◆ The task
Make a verbatim copy of the entries below; pictures stay out.

Rows from a dataset:
= = = = = = =

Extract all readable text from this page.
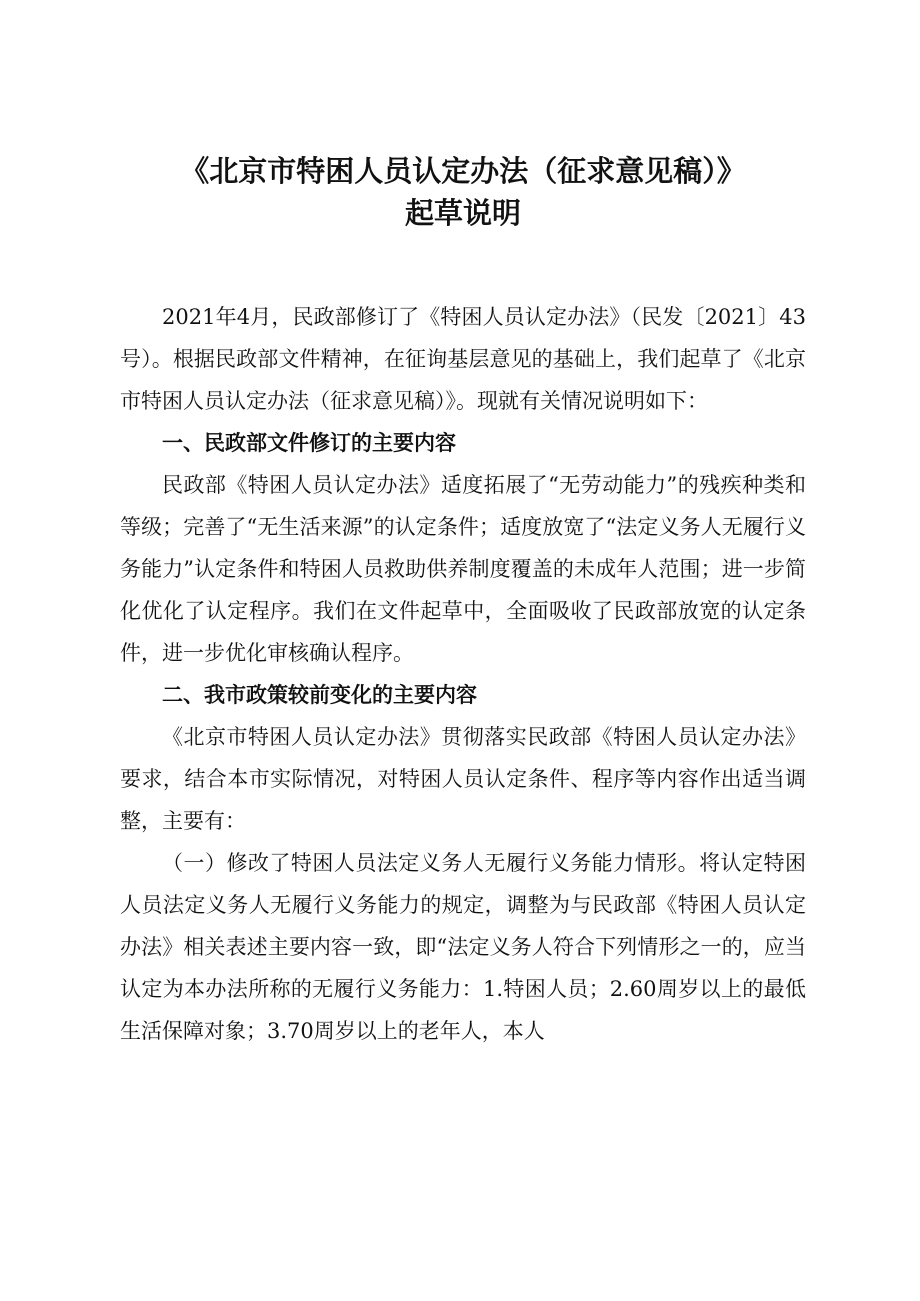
《北京市特困人员认定办法（征求意见稿）》
起草说明

2021年4月，民政部修订了《特困人员认定办法》（民发〔2021〕43号）。根据民政部文件精神，在征询基层意见的基础上，我们起草了《北京市特困人员认定办法（征求意见稿）》。现就有关情况说明如下：

一、民政部文件修订的主要内容

民政部《特困人员认定办法》适度拓展了“无劳动能力”的残疾种类和等级；完善了“无生活来源”的认定条件；适度放宽了“法定义务人无履行义务能力”认定条件和特困人员救助供养制度覆盖的未成年人范围；进一步简化优化了认定程序。我们在文件起草中，全面吸收了民政部放宽的认定条件，进一步优化审核确认程序。

二、我市政策较前变化的主要内容

《北京市特困人员认定办法》贯彻落实民政部《特困人员认定办法》要求，结合本市实际情况，对特困人员认定条件、程序等内容作出适当调整，主要有：

（一）修改了特困人员法定义务人无履行义务能力情形。将认定特困人员法定义务人无履行义务能力的规定，调整为与民政部《特困人员认定办法》相关表述主要内容一致，即“法定义务人符合下列情形之一的，应当认定为本办法所称的无履行义务能力：1.特困人员；2.60周岁以上的最低生活保障对象；3.70周岁以上的老年人，本人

= = = = = = =

◆ Response to this exercise
Extract all readable text from this page.
《北京市特困人员认定办法（征求意见稿）》
起草说明

2021年4月，民政部修订了《特困人员认定办法》（民发〔2021〕43号）。根据民政部文件精神，在征询基层意见的基础上，我们起草了《北京市特困人员认定办法（征求意见稿）》。现就有关情况说明如下：

一、民政部文件修订的主要内容

民政部《特困人员认定办法》适度拓展了“无劳动能力”的残疾种类和等级；完善了“无生活来源”的认定条件；适度放宽了“法定义务人无履行义务能力”认定条件和特困人员救助供养制度覆盖的未成年人范围；进一步简化优化了认定程序。我们在文件起草中，全面吸收了民政部放宽的认定条件，进一步优化审核确认程序。

二、我市政策较前变化的主要内容

《北京市特困人员认定办法》贯彻落实民政部《特困人员认定办法》要求，结合本市实际情况，对特困人员认定条件、程序等内容作出适当调整，主要有：

（一）修改了特困人员法定义务人无履行义务能力情形。将认定特困人员法定义务人无履行义务能力的规定，调整为与民政部《特困人员认定办法》相关表述主要内容一致，即“法定义务人符合下列情形之一的，应当认定为本办法所称的无履行义务能力：1.特困人员；2.60周岁以上的最低生活保障对象；3.70周岁以上的老年人，本人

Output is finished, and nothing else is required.